--- Begin DATA PROVIDED ---

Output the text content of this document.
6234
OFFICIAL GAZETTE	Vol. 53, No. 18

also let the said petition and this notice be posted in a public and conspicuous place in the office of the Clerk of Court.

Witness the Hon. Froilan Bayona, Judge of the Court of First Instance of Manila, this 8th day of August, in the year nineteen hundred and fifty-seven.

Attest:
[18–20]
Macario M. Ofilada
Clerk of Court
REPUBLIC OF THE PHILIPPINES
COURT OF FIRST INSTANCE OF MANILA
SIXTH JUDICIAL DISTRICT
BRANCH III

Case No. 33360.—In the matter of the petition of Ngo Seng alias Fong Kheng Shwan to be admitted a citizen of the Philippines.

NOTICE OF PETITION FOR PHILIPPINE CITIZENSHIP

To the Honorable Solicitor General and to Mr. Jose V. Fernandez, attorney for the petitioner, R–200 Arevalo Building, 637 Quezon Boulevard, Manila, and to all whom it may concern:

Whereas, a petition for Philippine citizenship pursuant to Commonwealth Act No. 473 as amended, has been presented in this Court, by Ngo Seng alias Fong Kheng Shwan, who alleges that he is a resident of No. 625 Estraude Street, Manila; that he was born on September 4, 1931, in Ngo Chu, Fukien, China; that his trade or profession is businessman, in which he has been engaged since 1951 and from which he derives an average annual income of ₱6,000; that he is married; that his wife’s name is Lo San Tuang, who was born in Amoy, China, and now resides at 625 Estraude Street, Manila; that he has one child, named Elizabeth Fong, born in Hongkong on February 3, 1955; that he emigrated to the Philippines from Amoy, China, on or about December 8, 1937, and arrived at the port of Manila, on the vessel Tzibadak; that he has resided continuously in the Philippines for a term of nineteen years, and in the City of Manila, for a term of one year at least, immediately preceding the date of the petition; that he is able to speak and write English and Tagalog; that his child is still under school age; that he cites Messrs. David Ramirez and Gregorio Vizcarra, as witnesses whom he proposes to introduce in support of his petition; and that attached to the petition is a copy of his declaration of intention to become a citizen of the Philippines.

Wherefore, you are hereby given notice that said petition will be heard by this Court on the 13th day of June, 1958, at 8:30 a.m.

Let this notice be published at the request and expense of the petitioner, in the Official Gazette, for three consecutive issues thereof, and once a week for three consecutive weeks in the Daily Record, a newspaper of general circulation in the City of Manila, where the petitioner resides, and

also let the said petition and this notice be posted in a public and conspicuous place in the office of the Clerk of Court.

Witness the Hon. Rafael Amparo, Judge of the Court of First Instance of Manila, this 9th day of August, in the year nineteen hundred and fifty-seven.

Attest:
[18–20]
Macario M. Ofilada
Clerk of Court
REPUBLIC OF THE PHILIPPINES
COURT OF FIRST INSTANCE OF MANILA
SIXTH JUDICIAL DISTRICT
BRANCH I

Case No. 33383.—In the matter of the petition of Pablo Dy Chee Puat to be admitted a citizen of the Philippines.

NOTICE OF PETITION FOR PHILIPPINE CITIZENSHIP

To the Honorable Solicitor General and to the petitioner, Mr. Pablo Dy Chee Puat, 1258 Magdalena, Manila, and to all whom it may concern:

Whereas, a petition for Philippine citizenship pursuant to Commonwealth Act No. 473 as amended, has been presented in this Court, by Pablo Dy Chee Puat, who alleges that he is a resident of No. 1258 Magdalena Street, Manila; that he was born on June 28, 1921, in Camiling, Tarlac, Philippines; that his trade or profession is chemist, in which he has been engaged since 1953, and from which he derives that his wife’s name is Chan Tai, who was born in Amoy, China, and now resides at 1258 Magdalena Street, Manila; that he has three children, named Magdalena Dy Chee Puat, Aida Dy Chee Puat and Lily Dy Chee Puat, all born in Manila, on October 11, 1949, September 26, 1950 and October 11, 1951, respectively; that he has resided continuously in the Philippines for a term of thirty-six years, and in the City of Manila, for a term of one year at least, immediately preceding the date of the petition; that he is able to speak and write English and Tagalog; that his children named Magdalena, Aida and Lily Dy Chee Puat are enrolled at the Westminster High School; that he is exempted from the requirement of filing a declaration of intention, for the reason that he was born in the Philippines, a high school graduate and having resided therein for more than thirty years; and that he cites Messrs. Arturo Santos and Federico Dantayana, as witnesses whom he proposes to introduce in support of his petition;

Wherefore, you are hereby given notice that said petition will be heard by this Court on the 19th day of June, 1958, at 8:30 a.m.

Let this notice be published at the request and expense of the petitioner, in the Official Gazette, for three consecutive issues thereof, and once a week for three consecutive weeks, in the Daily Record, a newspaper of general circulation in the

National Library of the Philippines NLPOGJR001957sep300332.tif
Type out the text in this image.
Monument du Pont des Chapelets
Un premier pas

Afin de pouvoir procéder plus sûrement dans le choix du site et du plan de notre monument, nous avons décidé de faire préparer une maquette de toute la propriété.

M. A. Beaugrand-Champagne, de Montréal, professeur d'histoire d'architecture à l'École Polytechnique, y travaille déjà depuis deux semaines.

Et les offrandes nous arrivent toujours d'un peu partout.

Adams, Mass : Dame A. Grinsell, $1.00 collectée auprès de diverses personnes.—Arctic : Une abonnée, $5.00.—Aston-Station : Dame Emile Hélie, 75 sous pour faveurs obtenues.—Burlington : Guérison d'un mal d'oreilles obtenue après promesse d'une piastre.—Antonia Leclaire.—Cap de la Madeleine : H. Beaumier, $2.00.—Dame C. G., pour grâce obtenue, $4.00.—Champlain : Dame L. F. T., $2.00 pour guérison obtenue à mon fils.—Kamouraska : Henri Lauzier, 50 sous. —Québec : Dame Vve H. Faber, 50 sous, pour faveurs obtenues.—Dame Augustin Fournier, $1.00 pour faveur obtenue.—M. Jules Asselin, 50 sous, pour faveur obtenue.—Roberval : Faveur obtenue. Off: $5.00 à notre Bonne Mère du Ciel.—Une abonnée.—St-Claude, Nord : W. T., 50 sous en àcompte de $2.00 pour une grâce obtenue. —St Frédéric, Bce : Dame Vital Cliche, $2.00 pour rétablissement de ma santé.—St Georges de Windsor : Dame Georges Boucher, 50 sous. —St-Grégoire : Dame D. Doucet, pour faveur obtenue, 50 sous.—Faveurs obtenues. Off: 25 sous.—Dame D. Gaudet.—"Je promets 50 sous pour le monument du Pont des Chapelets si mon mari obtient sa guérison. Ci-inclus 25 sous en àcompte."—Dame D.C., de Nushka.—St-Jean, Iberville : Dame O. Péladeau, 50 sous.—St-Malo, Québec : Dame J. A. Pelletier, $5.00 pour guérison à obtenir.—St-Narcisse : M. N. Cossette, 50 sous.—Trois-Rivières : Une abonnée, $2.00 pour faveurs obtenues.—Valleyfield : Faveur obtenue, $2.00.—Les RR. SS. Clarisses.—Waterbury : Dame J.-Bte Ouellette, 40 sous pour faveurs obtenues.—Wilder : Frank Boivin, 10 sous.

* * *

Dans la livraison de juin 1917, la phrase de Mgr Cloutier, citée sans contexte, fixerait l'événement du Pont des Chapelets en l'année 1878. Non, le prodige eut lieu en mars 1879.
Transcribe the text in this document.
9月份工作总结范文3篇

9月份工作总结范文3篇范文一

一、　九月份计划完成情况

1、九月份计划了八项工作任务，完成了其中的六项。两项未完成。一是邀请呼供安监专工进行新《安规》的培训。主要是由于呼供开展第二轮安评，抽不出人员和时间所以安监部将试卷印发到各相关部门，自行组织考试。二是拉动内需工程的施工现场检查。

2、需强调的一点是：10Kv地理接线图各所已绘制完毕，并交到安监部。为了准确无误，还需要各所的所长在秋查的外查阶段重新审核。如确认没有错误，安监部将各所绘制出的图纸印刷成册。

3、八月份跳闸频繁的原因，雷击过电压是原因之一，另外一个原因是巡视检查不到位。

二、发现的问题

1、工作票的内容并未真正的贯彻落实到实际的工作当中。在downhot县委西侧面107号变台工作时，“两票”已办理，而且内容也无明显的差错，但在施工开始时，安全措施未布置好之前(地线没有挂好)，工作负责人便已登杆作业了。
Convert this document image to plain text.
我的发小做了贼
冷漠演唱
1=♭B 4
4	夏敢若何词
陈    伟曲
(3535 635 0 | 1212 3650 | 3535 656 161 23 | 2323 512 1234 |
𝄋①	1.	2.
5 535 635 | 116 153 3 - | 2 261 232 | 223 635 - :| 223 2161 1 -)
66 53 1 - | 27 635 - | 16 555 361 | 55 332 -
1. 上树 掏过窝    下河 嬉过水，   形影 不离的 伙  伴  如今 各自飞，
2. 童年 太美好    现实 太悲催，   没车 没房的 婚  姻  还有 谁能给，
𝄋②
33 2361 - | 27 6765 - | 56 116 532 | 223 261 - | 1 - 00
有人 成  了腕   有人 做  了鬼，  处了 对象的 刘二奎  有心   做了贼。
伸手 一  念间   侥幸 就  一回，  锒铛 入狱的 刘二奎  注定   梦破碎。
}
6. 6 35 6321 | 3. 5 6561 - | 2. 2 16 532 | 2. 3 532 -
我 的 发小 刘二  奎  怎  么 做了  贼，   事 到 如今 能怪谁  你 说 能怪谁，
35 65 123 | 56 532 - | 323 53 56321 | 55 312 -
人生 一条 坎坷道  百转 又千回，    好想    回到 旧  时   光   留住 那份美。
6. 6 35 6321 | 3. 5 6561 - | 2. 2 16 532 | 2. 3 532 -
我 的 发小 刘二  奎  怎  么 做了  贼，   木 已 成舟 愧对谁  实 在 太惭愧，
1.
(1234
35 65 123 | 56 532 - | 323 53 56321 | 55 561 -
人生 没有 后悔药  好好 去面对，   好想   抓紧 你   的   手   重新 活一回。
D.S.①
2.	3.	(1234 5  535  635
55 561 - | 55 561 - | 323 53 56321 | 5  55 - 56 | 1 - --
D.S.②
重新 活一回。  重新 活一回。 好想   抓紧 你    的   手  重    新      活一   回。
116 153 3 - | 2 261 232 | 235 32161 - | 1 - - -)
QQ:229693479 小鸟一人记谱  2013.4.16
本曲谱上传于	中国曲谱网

--- End DATA PROVIDED ---

■ **PROBLEM TO WORK ON**:
State how many lines of the listing include "Judge", and nothing more.

■ **THE ANSWER**:
2